What you are asked to do:
Lines that hold the word "complies" should be located and copied.

Records to process:
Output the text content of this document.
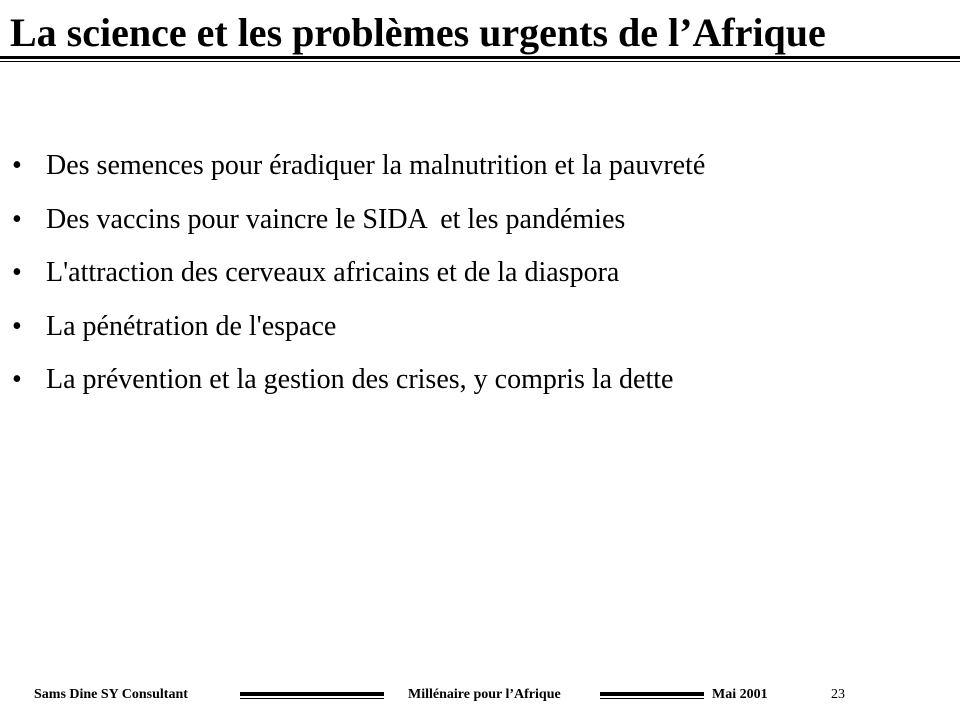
La science et les problèmes urgents de l’Afrique
• Des semences pour éradiquer la malnutrition et la pauvreté
• Des vaccins pour vaincre le SIDA  et les pandémies
• L'attraction des cerveaux africains et de la diaspora
• La pénétration de l'espace
• La prévention et la gestion des crises, y compris la dette
Sams Dine SY Consultant	Millénaire pour l’Afrique	Mai 2001	23
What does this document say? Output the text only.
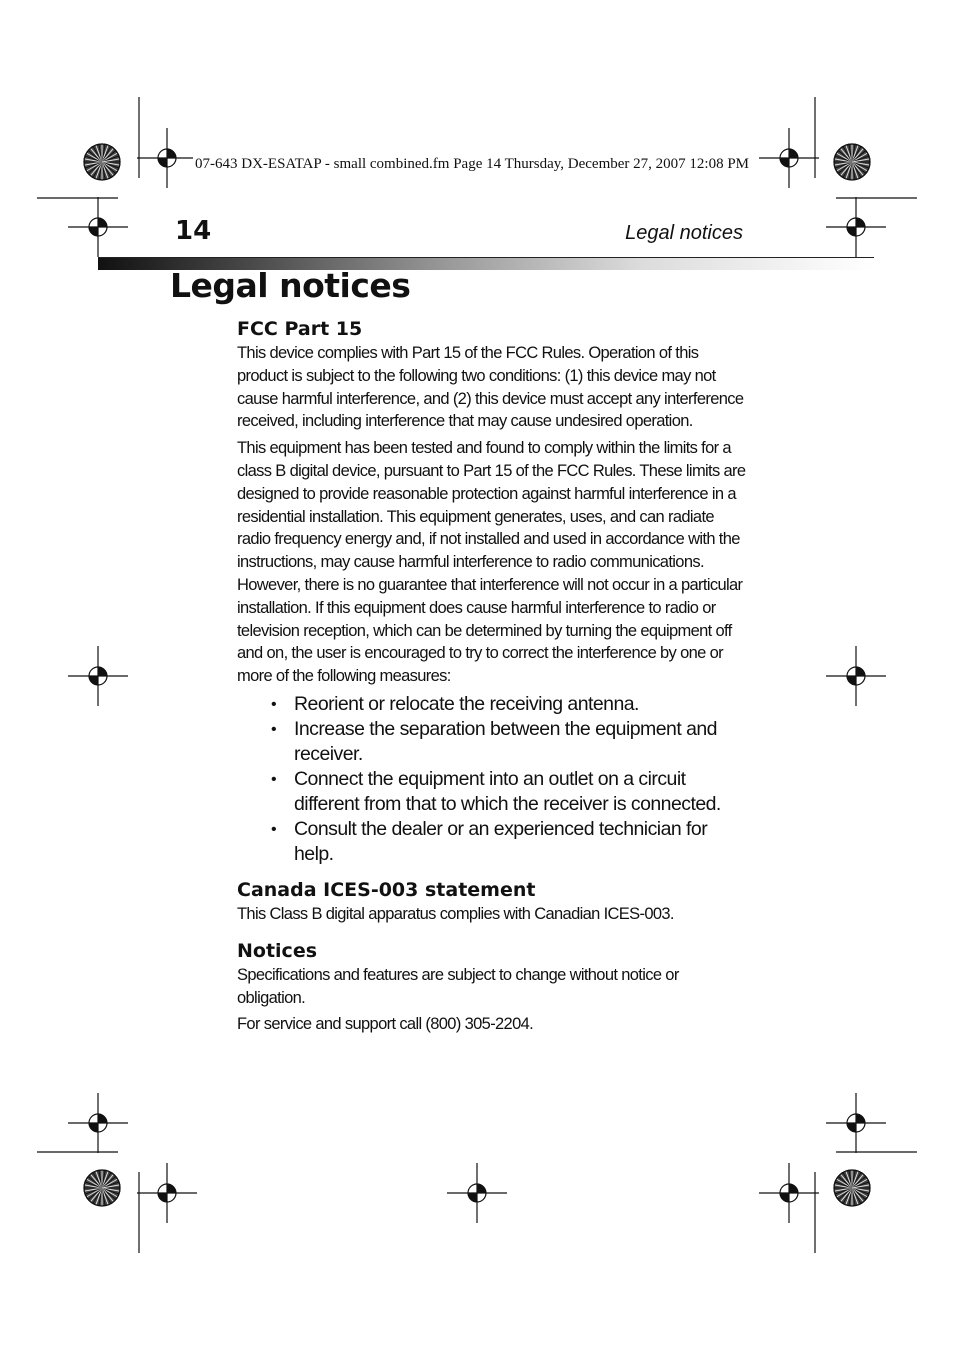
07-643 DX-ESATAP - small combined.fm Page 14 Thursday, December 27, 2007 12:08 PM
14	Legal notices
Legal notices
FCC Part 15

This device complies with Part 15 of the FCC Rules. Operation of this product is subject to the following two conditions: (1) this device may not cause harmful interference, and (2) this device must accept any interference received, including interference that may cause undesired operation.

This equipment has been tested and found to comply within the limits for a class B digital device, pursuant to Part 15 of the FCC Rules. These limits are designed to provide reasonable protection against harmful interference in a residential installation. This equipment generates, uses, and can radiate radio frequency energy and, if not installed and used in accordance with the instructions, may cause harmful interference to radio communications. However, there is no guarantee that interference will not occur in a particular installation. If this equipment does cause harmful interference to radio or television reception, which can be determined by turning the equipment off and on, the user is encouraged to try to correct the interference by one or more of the following measures:

• Reorient or relocate the receiving antenna.
• Increase the separation between the equipment and receiver.
• Connect the equipment into an outlet on a circuit different from that to which the receiver is connected.
• Consult the dealer or an experienced technician for help.
Canada ICES-003 statement

This Class B digital apparatus complies with Canadian ICES-003.

Notices

Specifications and features are subject to change without notice or obligation.

For service and support call (800) 305-2204.
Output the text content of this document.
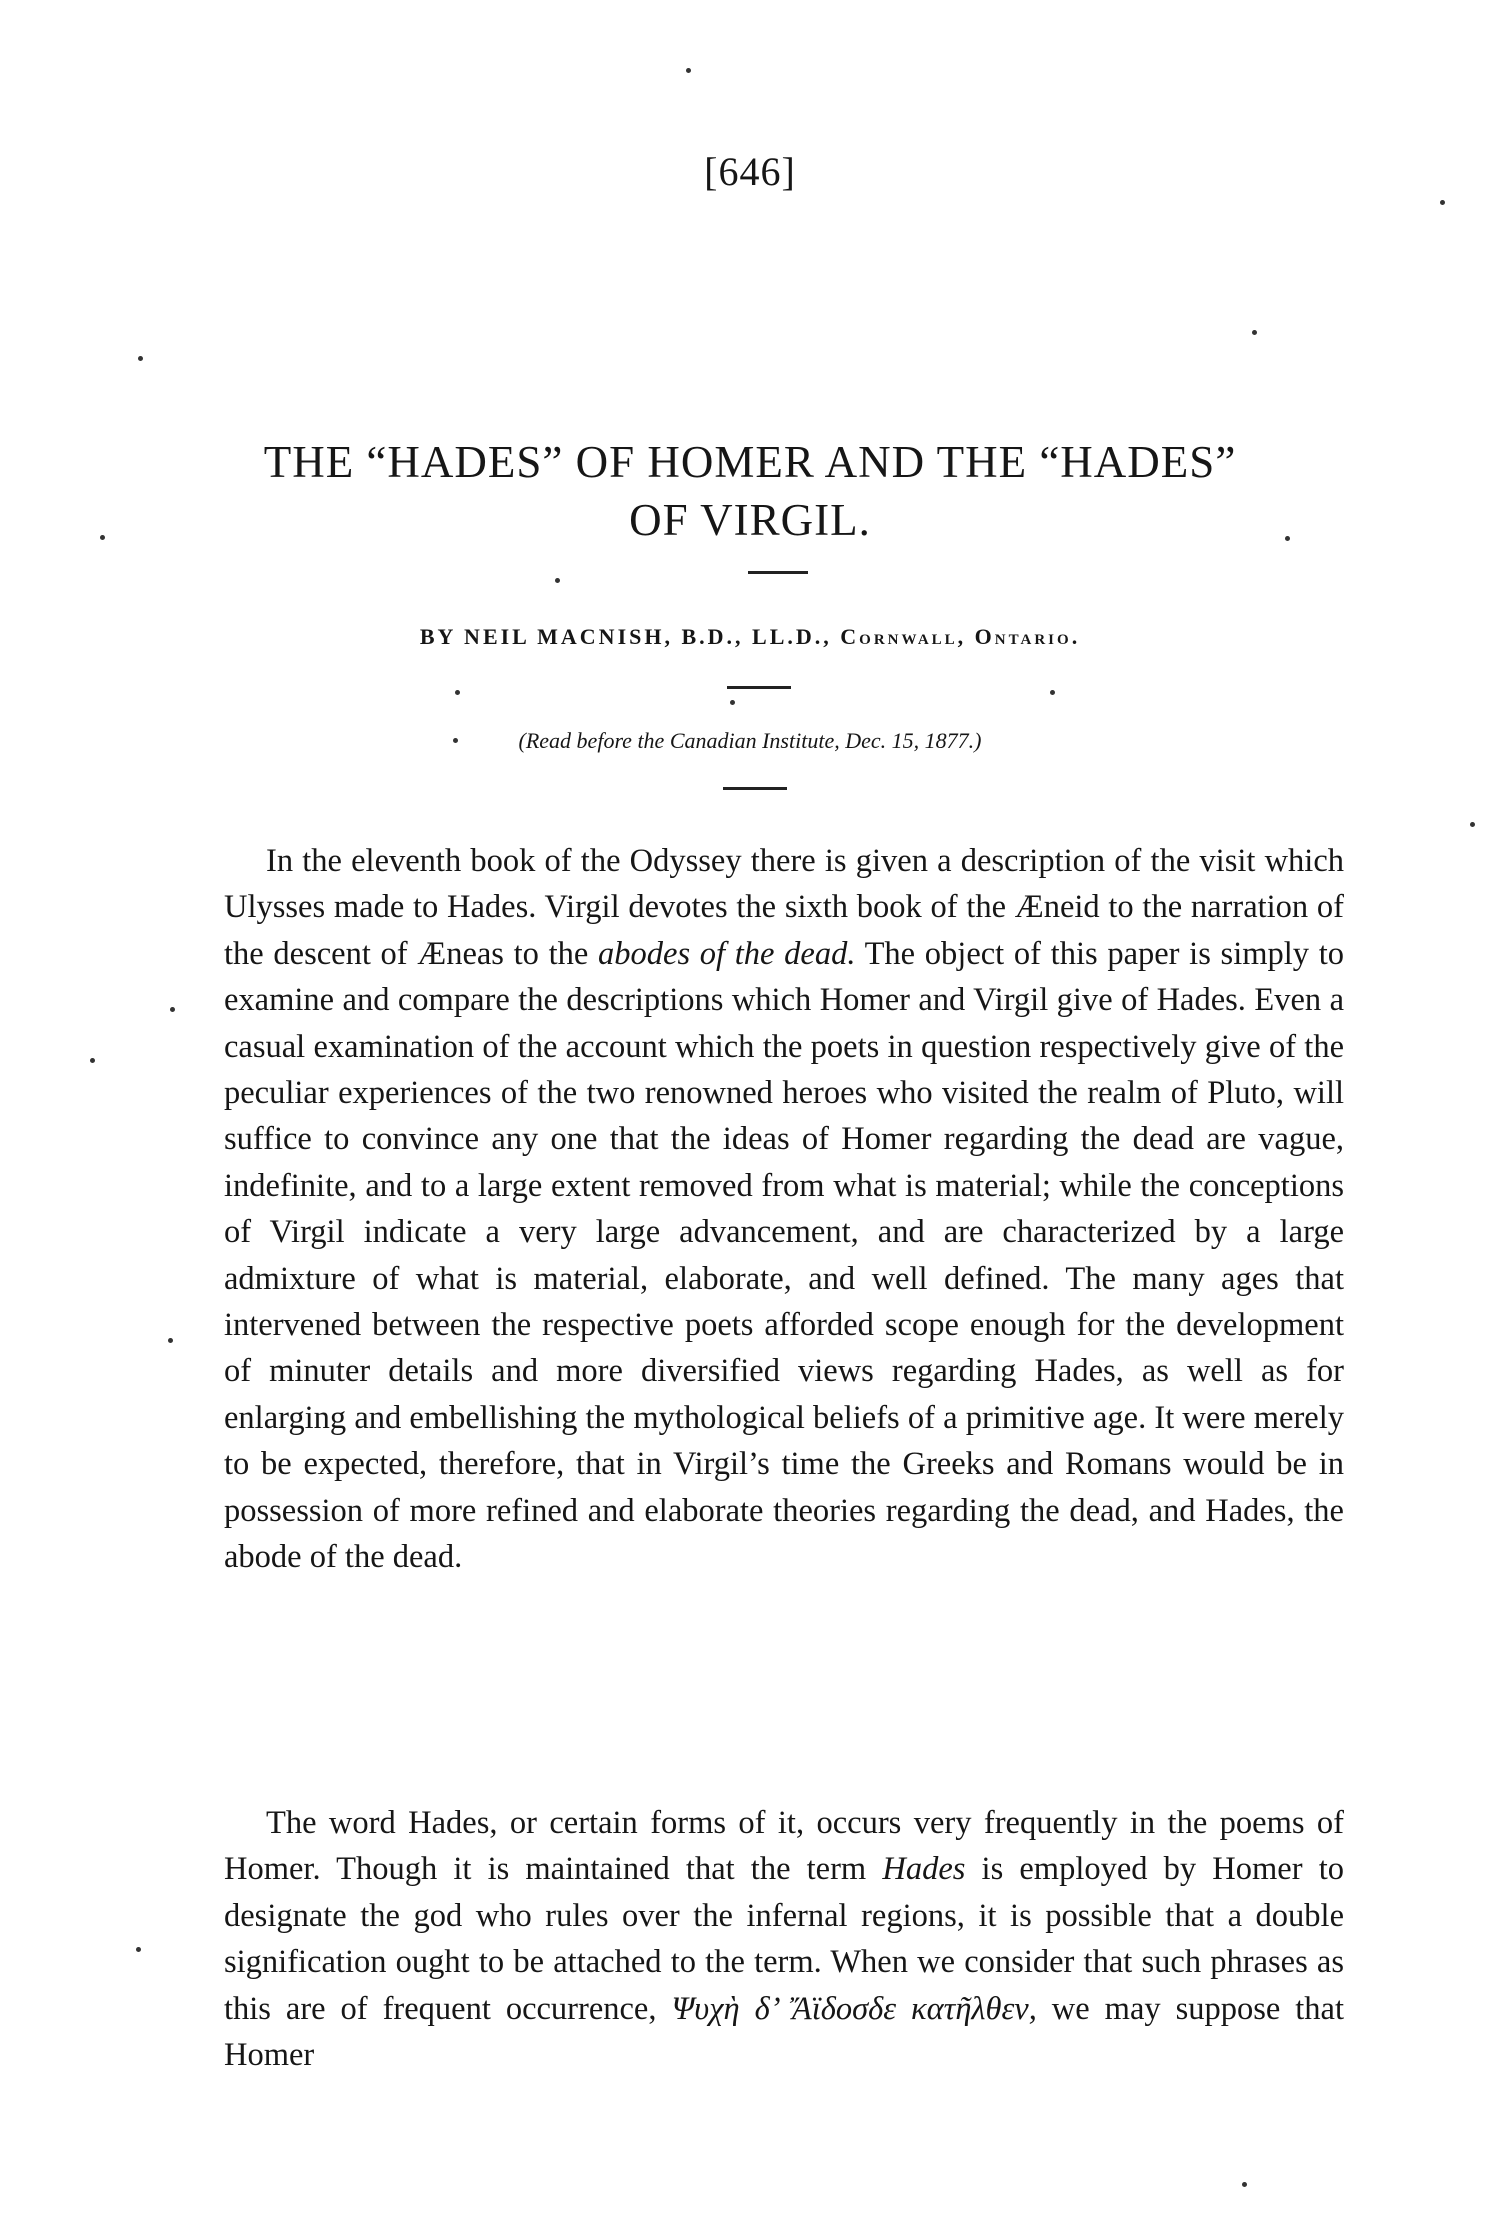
[646]
THE “HADES” OF HOMER AND THE “HADES”
OF VIRGIL.
BY NEIL MACNISH, B.D., LL.D., Cornwall, Ontario.
(Read before the Canadian Institute, Dec. 15, 1877.)

In the eleventh book of the Odyssey there is given a description of the visit which Ulysses made to Hades. Virgil devotes the sixth book of the Æneid to the narration of the descent of Æneas to the abodes of the dead. The object of this paper is simply to examine and compare the descriptions which Homer and Virgil give of Hades. Even a casual examination of the account which the poets in question respectively give of the peculiar experiences of the two renowned heroes who visited the realm of Pluto, will suffice to convince any one that the ideas of Homer regarding the dead are vague, indefinite, and to a large extent removed from what is material; while the conceptions of Virgil indicate a very large advancement, and are characterized by a large admixture of what is material, elaborate, and well defined. The many ages that intervened between the respective poets afforded scope enough for the development of minuter details and more diversified views regarding Hades, as well as for enlarging and embellishing the mythological beliefs of a primitive age. It were merely to be expected, therefore, that in Virgil’s time the Greeks and Romans would be in possession of more refined and elaborate theories regarding the dead, and Hades, the abode of the dead.

The word Hades, or certain forms of it, occurs very frequently in the poems of Homer. Though it is maintained that the term Hades is employed by Homer to designate the god who rules over the infernal regions, it is possible that a double signification ought to be attached to the term. When we consider that such phrases as this are of frequent occurrence, Ψυχὴ δ’ Ἄϊδοσδε κατῆλθεν, we may suppose that Homer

Right answer:
This device complies with Part 15 of the FCC Rules. Operation of this product is subject to the following two conditions: (1) this device may not cause harmful interference, and (2) this device must accept any interference received, including interference that may cause undesired operation.
This Class B digital apparatus complies with Canadian ICES-003.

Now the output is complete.